> [Aim] Reproduce in full, word for word, the passage below about cable tension and the hydraulic system that holds up the top.

> [Passage provided]
################
When the cable broke, was it where the cable turns the bend under the upper half?
I ask bc I am worried that this bend could be a high stress point. I work with bicycles and on brake and shifter cables anytime there is a tight bend over something then the result is always a broken cable down the line.

Others have said it, I say again:
When the top is not resting in the down position, anywhere between slightly raised and fully raised, then there is tension on the cables. Always! Lowering the top so pressure is on the safety bar does NOTHING and involves IN NO WAY the cables. All that does is take tension off the hydraulic system, not the cable system.
The hydraulic system moves the cables. Resting the hydraulic system has zero effect on the cables, the cables are always attached to and always holding up the top unless you have fully lowered the top to the down and closed position.
The hydraulic system is 100% capable of supporting the weight of the top. Unless a pipe or valve burst it is fine to let the hydraulic system support.
################
> [Data listing]
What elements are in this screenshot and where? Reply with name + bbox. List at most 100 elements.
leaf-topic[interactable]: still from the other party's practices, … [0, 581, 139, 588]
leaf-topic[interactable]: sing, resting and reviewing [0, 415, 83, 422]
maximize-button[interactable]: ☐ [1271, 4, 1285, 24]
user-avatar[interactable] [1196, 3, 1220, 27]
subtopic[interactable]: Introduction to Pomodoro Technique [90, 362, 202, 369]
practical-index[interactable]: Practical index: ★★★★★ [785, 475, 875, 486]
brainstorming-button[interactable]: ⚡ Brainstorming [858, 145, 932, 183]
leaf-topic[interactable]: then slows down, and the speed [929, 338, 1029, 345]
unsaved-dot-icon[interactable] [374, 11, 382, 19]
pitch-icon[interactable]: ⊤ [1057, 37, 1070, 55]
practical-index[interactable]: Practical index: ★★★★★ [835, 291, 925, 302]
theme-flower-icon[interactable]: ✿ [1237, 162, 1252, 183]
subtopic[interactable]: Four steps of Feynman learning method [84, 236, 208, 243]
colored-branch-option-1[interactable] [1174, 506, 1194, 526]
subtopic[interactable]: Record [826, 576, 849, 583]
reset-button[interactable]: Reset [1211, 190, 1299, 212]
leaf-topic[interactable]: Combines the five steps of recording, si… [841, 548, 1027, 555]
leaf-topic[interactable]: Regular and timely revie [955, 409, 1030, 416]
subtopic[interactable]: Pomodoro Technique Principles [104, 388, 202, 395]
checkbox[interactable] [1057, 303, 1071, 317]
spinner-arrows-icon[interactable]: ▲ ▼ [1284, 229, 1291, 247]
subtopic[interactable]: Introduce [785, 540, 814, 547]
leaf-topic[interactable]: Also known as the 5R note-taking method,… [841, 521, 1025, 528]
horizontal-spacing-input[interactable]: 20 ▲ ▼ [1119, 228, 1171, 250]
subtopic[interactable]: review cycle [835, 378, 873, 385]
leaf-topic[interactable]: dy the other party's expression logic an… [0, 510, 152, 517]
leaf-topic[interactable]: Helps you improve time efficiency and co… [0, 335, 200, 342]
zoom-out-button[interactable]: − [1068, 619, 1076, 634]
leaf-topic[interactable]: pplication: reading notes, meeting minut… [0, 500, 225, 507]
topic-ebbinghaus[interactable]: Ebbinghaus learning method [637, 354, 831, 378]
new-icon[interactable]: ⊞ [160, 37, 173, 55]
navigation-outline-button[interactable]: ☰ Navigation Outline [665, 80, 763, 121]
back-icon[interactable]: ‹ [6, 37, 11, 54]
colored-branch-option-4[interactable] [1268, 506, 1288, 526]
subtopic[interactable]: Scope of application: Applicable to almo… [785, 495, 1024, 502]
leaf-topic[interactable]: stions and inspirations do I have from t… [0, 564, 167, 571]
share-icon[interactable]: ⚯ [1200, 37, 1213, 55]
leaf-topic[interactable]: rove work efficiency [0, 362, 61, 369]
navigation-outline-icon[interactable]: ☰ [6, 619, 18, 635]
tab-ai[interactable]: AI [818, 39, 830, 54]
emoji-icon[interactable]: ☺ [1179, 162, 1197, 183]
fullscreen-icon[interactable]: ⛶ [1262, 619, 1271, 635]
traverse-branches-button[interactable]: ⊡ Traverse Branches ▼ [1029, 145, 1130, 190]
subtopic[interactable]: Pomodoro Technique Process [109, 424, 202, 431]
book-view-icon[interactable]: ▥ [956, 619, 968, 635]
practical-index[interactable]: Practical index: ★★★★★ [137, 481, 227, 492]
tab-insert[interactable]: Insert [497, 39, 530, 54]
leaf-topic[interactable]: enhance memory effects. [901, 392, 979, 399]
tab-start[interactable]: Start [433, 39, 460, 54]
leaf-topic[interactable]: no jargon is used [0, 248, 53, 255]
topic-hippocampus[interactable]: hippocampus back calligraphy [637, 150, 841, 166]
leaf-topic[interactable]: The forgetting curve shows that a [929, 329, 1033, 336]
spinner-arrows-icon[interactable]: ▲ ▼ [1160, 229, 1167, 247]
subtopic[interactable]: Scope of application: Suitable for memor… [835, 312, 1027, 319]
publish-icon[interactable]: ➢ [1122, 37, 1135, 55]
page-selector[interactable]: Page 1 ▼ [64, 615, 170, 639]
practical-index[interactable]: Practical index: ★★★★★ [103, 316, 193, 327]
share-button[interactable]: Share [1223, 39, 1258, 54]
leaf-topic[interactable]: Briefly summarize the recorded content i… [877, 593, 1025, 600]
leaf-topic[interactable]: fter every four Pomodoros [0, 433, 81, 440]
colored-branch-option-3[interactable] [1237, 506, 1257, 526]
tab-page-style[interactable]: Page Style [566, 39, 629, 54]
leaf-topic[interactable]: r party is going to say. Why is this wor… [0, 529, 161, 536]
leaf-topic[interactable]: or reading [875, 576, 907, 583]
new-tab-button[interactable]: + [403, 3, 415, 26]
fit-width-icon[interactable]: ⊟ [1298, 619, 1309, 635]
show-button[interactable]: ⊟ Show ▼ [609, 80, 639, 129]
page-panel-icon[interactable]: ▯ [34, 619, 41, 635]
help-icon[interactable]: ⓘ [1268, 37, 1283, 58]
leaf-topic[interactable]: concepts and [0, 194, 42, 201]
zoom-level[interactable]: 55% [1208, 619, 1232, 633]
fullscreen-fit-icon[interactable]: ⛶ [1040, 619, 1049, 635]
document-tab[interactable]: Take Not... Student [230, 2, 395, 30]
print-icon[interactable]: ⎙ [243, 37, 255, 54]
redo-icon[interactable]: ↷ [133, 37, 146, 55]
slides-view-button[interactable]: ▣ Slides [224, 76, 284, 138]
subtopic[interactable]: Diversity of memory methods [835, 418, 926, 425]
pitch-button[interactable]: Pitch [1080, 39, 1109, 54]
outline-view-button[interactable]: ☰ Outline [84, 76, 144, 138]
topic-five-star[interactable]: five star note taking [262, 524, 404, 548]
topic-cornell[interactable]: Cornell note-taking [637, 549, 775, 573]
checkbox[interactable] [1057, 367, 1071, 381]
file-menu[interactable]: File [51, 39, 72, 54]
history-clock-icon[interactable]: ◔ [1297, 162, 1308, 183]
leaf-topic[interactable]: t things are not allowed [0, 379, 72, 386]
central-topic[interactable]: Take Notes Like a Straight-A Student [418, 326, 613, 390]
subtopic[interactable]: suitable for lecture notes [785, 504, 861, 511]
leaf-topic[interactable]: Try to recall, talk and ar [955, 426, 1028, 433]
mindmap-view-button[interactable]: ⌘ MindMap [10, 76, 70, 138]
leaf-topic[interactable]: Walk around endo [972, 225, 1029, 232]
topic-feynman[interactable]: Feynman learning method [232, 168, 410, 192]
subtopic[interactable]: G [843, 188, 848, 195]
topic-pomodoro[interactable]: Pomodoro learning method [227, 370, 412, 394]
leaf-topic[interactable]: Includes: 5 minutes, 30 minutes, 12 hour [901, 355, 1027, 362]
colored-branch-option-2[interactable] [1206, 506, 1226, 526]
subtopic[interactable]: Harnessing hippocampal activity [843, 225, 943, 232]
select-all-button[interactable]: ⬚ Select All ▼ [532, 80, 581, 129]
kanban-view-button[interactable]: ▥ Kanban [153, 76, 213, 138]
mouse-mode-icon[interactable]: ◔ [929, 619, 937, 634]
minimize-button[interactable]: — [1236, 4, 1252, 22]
################
> [Written reply]
When the cable broke, was it where the cable turns the bend under the upper half?
I ask bc I am worried that this bend could be a high stress point. I work with bicycles and on brake and shifter cables anytime there is a tight bend over something then the result is always a broken cable down the line.

Others have said it, I say again:
When the top is not resting in the down position, anywhere between slightly raised and fully raised, then there is tension on the cables. Always! Lowering the top so pressure is on the safety bar does NOTHING and involves IN NO WAY the cables. All that does is take tension off the hydraulic system, not the cable system.
The hydraulic system moves the cables. Resting the hydraulic system has zero effect on the cables, the cables are always attached to and always holding up the top unless you have fully lowered the top to the down and closed position.
The hydraulic system is 100% capable of supporting the weight of the top. Unless a pipe or valve burst it is fine to let the hydraulic system support.